◆ CHALLENGE
Leave every picture out and write out the records below exactly.

## START

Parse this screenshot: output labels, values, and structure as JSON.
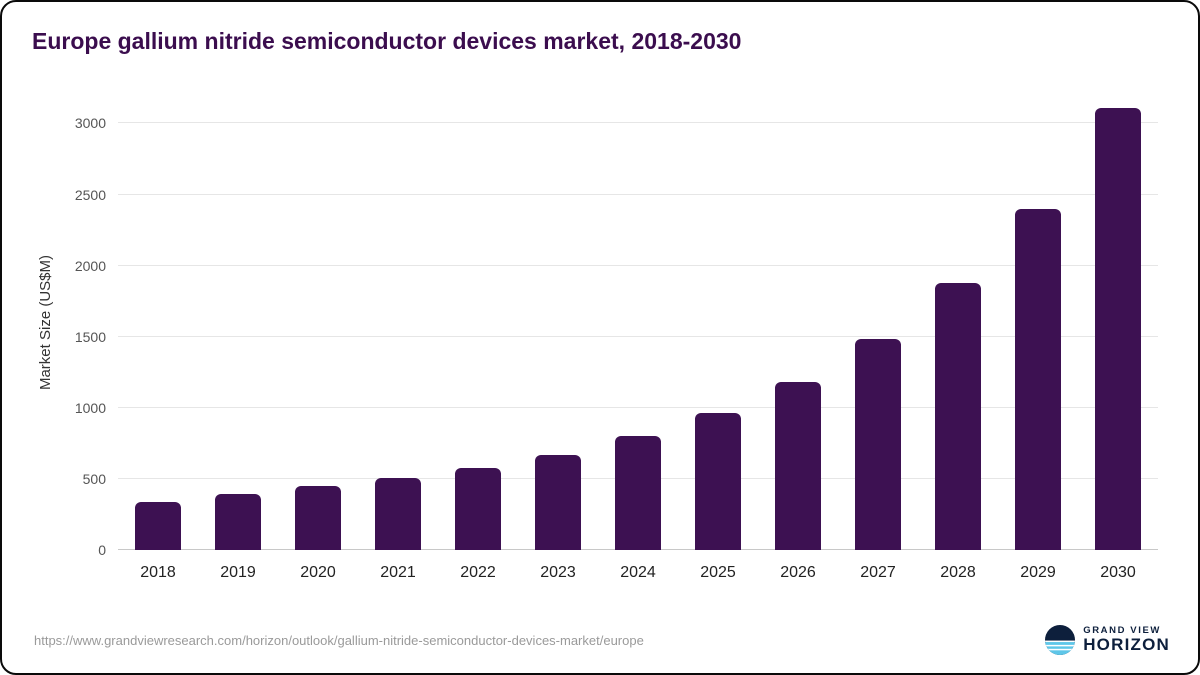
{
  "chart_data": {
    "type": "bar",
    "title": "Europe gallium nitride semiconductor devices market, 2018-2030",
    "xlabel": "",
    "ylabel": "Market Size (US$M)",
    "categories": [
      "2018",
      "2019",
      "2020",
      "2021",
      "2022",
      "2023",
      "2024",
      "2025",
      "2026",
      "2027",
      "2028",
      "2029",
      "2030"
    ],
    "values": [
      340,
      395,
      450,
      505,
      575,
      670,
      800,
      965,
      1185,
      1485,
      1875,
      2400,
      3110
    ],
    "yticks": [
      0,
      500,
      1000,
      1500,
      2000,
      2500,
      3000
    ],
    "ylim": [
      0,
      3200
    ],
    "grid": true,
    "legend": false,
    "bar_color": "#3d1152"
  },
  "footer": {
    "source_url": "https://www.grandviewresearch.com/horizon/outlook/gallium-nitride-semiconductor-devices-market/europe",
    "logo": {
      "line1": "GRAND VIEW",
      "line2": "HORIZON"
    }
  },
  "colors": {
    "title": "#3b0d4e",
    "bar": "#3d1152",
    "logo_navy": "#0d1f3c",
    "logo_light_blue": "#5ec6e8",
    "gridline": "#e6e6e6"
  }
}
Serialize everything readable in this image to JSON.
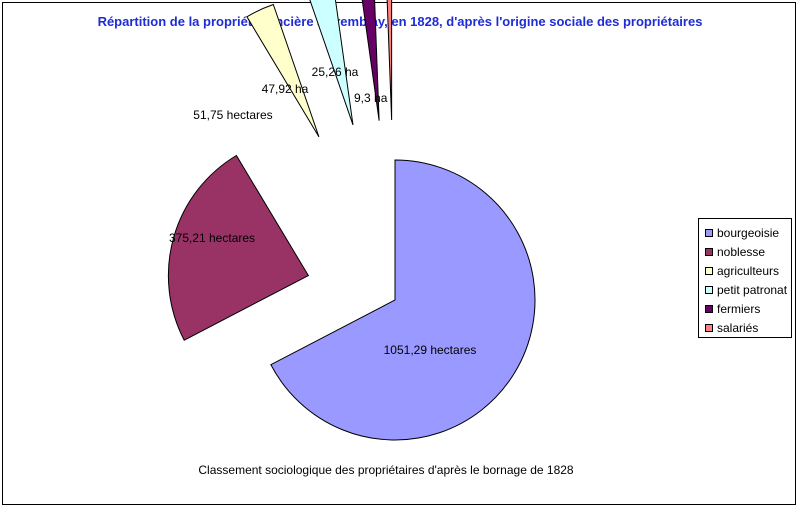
{
  "chart_data": {
    "type": "pie",
    "title": "Répartition de la propriété foncière à Tremblay, en 1828, d'après l'origine sociale des propriétaires",
    "subtitle": "Classement sociologique des propriétaires d'après le bornage de 1828",
    "legend_position": "right",
    "exploded": true,
    "slices": [
      {
        "name": "bourgeoisie",
        "value": 1051.29,
        "label": "1051,29 hectares",
        "color": "#9999ff"
      },
      {
        "name": "noblesse",
        "value": 375.21,
        "label": "375,21 hectares",
        "color": "#993366"
      },
      {
        "name": "agriculteurs",
        "value": 51.75,
        "label": "51,75 hectares",
        "color": "#ffffcc"
      },
      {
        "name": "petit patronat",
        "value": 47.92,
        "label": "47,92 ha",
        "color": "#ccffff"
      },
      {
        "name": "fermiers",
        "value": 25.26,
        "label": "25,26 ha",
        "color": "#660066"
      },
      {
        "name": "salariés",
        "value": 9.3,
        "label": "9,3 ha",
        "color": "#ff8080"
      }
    ]
  }
}
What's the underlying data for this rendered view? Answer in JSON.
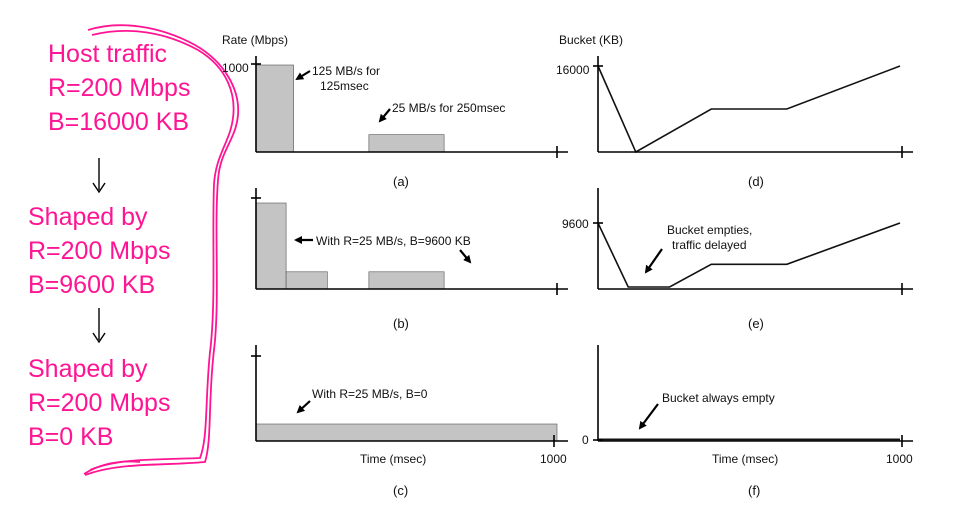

## END

◆ TASK RESULT
Parse this screenshot: output labels, values, and structure as JSON.
{
  "chart_data": {
    "type": "bar",
    "title": "Europe gallium nitride semiconductor devices market, 2018-2030",
    "xlabel": "",
    "ylabel": "Market Size (US$M)",
    "categories": [
      "2018",
      "2019",
      "2020",
      "2021",
      "2022",
      "2023",
      "2024",
      "2025",
      "2026",
      "2027",
      "2028",
      "2029",
      "2030"
    ],
    "values": [
      340,
      395,
      450,
      505,
      575,
      670,
      800,
      965,
      1185,
      1485,
      1875,
      2400,
      3110
    ],
    "yticks": [
      0,
      500,
      1000,
      1500,
      2000,
      2500,
      3000
    ],
    "ylim": [
      0,
      3200
    ],
    "grid": true,
    "legend": false,
    "bar_color": "#3d1152"
  },
  "footer": {
    "source_url": "https://www.grandviewresearch.com/horizon/outlook/gallium-nitride-semiconductor-devices-market/europe",
    "logo": {
      "line1": "GRAND VIEW",
      "line2": "HORIZON"
    }
  },
  "colors": {
    "title": "#3b0d4e",
    "bar": "#3d1152",
    "logo_navy": "#0d1f3c",
    "logo_light_blue": "#5ec6e8",
    "gridline": "#e6e6e6"
  }
}
Serialize everything readable in this image to JSON.
{
  "chart_data": {
    "type": "pie",
    "title": "Répartition de la propriété foncière à Tremblay, en 1828, d'après l'origine sociale des propriétaires",
    "subtitle": "Classement sociologique des propriétaires d'après le bornage de 1828",
    "legend_position": "right",
    "exploded": true,
    "slices": [
      {
        "name": "bourgeoisie",
        "value": 1051.29,
        "label": "1051,29 hectares",
        "color": "#9999ff"
      },
      {
        "name": "noblesse",
        "value": 375.21,
        "label": "375,21 hectares",
        "color": "#993366"
      },
      {
        "name": "agriculteurs",
        "value": 51.75,
        "label": "51,75 hectares",
        "color": "#ffffcc"
      },
      {
        "name": "petit patronat",
        "value": 47.92,
        "label": "47,92 ha",
        "color": "#ccffff"
      },
      {
        "name": "fermiers",
        "value": 25.26,
        "label": "25,26 ha",
        "color": "#660066"
      },
      {
        "name": "salariés",
        "value": 9.3,
        "label": "9,3 ha",
        "color": "#ff8080"
      }
    ]
  }
}
What's the underlying data for this rendered view? Answer in JSON.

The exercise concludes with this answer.